_Direction:_ Pick out the lines in the listing below that contain the word "this" and copy them.

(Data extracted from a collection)
○ ○ ○ ○ ○ ○ ○

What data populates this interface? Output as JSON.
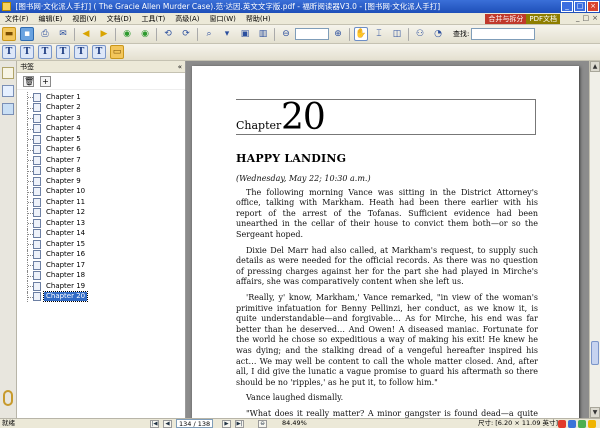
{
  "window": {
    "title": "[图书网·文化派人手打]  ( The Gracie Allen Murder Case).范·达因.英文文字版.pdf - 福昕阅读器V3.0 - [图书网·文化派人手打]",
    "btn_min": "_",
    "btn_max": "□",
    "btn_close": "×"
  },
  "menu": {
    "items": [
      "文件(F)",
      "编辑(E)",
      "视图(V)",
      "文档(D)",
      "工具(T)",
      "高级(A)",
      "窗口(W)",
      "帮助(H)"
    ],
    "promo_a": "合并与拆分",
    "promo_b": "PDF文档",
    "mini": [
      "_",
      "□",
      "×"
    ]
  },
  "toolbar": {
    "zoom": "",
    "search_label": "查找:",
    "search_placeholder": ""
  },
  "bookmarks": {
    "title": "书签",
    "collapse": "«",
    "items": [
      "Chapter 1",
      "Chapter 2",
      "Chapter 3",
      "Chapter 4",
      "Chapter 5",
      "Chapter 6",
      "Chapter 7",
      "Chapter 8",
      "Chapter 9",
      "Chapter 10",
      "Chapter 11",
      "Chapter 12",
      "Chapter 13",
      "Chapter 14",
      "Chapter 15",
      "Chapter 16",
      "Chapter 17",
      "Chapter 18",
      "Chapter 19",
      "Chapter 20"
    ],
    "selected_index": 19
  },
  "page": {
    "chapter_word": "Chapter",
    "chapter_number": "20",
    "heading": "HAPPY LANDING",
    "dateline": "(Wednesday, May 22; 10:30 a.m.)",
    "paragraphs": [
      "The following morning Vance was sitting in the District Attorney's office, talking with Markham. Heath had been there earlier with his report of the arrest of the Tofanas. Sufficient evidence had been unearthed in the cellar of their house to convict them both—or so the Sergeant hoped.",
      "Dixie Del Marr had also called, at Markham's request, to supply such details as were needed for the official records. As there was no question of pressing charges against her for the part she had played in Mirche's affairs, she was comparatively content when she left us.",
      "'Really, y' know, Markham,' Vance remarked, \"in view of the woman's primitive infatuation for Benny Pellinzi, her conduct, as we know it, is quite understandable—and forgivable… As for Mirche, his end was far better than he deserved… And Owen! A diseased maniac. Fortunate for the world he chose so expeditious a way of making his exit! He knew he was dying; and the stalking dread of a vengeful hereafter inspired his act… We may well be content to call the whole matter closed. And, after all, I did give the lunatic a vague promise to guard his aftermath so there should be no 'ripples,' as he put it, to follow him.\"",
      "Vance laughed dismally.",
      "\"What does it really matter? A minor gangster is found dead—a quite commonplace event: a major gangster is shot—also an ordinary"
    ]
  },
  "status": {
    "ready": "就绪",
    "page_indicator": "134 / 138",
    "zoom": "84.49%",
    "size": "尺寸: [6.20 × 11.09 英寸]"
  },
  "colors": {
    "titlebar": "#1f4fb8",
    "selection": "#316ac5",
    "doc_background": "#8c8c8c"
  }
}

○ ○ ○ ○ ○ ○ ○

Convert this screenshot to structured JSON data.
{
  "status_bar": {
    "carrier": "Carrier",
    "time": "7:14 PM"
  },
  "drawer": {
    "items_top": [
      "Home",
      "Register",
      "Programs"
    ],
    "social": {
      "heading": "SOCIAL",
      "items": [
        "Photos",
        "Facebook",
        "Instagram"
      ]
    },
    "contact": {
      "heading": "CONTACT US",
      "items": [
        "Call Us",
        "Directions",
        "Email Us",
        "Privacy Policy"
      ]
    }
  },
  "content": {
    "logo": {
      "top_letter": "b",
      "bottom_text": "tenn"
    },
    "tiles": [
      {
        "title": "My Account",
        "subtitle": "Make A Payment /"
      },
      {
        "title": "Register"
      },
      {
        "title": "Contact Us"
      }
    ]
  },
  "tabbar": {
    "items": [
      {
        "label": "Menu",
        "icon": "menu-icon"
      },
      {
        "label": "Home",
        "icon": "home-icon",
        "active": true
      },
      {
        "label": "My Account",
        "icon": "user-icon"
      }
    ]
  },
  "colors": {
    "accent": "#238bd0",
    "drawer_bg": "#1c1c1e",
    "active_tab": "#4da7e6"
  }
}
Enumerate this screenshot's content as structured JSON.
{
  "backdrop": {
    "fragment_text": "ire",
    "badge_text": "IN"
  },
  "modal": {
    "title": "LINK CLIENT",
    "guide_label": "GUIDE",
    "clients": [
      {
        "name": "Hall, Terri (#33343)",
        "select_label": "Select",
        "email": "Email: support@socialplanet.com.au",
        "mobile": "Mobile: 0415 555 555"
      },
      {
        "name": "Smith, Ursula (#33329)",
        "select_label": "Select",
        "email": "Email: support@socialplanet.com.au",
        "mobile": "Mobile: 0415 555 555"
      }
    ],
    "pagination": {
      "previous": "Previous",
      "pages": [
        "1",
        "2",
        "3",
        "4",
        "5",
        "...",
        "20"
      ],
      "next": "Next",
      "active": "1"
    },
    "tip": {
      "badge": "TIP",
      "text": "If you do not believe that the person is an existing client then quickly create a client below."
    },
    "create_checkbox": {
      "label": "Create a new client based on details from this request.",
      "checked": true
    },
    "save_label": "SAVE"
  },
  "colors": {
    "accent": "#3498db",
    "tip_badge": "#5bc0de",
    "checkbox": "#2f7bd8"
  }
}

○ ○ ○ ○ ○ ○ ○

_Complete output:_
What data populates this interface? Output as JSON.
Convert this screenshot to structured JSON data.
Enumerate this screenshot's content as structured JSON.
      "label": "Create a new client based on details from this request.",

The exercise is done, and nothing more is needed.